Praxis der Bindungsentwicklung bei bindungsgestörten
Kindern und Jugendlichen in der stationären Jugendhilfe


Bindungsstörungen sind die Folge einer emotionalen und meist auch physischen Unterversorgung des Kindes in den ersten Lebensjahren. Wie die Hirnforschung inzwischen nachgewiesen hat, beinhalten sie oft nicht reparable Defizite in der Gehirnentwicklung. Diese äußern sich u.a. in unangepasstem Sozialverhalten, eingeschränkter Empathie und aggressivem Verhalten mit fehlender Stressregulation. Versuche, diese Defizite durch Training oder Verstärkerpläne auszugleichen oder Einsicht für das Verhalten herzustellen, scheitern in der Regel. Emotionalität und Rationalität sind so weit voneinander abgekoppelt, dass ein gesprächsbzw. vernunftorientiertes Vorgehen misslingt.

In der Praxis der Jugendhilfe hat sich herausgestellt, dass positive Entwicklungen nur auf der Basis einer stabilen Bindung an eine erwachsene Bezugsperson erreicht werden können. Eine solche Bindung entsteht ausschließlich über vorsprachliche und rationale Kommunikationzwischen Bezugsperson und Kind. In unserer Fortbildung werden wir nach einer kurzen Darstellung der neurophysiologischen Grundlagen praktisch darstellen, mit welchen Vorgehensweisen die Bezugsperson eine Bindung zu dem Kind herstellt und stabil aufrecht erhält. Wir werden weiterhin vermitteln, wie das Mitarbeiterteam in den Bindungsprozess einbezogen werden kann und wie man die langfristige Betreuungs und Entwicklungsplanung ausrichtet.

Gezeigte Daten:
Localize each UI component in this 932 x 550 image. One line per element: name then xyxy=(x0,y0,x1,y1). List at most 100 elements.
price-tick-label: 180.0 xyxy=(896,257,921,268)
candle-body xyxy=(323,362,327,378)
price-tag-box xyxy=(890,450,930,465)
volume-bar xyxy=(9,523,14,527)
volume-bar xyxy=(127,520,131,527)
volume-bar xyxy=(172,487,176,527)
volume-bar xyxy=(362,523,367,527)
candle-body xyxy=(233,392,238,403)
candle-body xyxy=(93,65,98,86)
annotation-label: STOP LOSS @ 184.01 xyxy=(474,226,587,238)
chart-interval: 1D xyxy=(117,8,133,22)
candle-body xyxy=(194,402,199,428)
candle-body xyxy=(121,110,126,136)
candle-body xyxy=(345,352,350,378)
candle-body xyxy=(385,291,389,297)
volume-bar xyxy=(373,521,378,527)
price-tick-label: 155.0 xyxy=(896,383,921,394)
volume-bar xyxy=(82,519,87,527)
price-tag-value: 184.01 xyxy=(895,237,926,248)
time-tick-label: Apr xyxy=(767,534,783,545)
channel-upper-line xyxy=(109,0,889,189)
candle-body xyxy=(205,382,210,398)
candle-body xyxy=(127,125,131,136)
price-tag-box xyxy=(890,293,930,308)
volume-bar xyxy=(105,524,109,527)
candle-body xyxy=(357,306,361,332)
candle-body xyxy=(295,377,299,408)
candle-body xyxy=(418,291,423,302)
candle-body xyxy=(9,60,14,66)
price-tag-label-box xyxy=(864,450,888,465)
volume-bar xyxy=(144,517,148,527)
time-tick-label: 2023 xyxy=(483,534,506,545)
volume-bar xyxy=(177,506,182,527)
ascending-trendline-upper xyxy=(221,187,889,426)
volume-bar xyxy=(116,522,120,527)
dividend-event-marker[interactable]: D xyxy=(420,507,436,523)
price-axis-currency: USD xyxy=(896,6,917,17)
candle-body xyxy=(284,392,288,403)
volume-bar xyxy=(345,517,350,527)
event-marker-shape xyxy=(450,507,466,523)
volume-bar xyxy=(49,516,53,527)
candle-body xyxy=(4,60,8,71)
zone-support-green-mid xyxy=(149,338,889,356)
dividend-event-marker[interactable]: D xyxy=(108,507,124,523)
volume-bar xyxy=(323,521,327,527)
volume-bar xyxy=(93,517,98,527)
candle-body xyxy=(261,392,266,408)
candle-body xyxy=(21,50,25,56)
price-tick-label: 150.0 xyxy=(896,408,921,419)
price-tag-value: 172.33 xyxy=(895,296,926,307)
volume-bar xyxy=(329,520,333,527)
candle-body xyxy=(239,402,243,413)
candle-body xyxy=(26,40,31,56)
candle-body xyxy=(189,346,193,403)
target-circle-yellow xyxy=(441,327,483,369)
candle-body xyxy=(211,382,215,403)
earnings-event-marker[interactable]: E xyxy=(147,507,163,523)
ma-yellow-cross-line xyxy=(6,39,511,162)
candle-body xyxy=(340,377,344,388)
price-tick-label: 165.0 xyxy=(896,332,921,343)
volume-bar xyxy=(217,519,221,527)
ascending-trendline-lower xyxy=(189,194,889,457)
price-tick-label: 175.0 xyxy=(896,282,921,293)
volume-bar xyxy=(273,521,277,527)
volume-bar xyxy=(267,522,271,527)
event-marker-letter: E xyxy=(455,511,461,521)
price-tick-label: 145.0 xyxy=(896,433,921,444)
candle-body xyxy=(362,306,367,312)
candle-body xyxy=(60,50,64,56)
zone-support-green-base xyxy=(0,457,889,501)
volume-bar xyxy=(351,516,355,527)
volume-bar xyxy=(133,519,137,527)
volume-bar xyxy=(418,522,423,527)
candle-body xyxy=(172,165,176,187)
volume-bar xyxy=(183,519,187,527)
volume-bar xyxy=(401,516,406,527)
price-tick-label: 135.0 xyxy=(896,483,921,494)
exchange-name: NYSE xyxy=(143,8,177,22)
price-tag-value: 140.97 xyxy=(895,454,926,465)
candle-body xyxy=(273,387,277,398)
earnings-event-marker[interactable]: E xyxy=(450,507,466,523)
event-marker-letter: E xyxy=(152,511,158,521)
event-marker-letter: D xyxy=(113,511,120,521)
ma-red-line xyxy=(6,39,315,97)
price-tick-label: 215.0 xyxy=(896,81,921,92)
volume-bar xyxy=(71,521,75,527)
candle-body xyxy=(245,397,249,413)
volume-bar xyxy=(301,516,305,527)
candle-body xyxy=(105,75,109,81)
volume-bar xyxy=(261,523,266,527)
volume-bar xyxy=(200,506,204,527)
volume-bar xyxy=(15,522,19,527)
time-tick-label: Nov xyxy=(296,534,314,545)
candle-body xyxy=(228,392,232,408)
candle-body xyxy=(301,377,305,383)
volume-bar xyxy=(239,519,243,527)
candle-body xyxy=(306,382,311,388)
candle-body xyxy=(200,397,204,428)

Ziel der Aufgabe: Übertragen Sie aus dem Text über Bindungsentwicklung den Abschnitt wortgetreu, der mit „Praxis der Bindungsentwicklung“ beginnt und sich bis einschließlich „vernunftorientiertes Vorgehen misslingt.“ erstreckt.

Schriftliche Antwort:
Praxis der Bindungsentwicklung bei bindungsgestörten
Kindern und Jugendlichen in der stationären Jugendhilfe


Bindungsstörungen sind die Folge einer emotionalen und meist auch physischen Unterversorgung des Kindes in den ersten Lebensjahren. Wie die Hirnforschung inzwischen nachgewiesen hat, beinhalten sie oft nicht reparable Defizite in der Gehirnentwicklung. Diese äußern sich u.a. in unangepasstem Sozialverhalten, eingeschränkter Empathie und aggressivem Verhalten mit fehlender Stressregulation. Versuche, diese Defizite durch Training oder Verstärkerpläne auszugleichen oder Einsicht für das Verhalten herzustellen, scheitern in der Regel. Emotionalität und Rationalität sind so weit voneinander abgekoppelt, dass ein gesprächsbzw. vernunftorientiertes Vorgehen misslingt.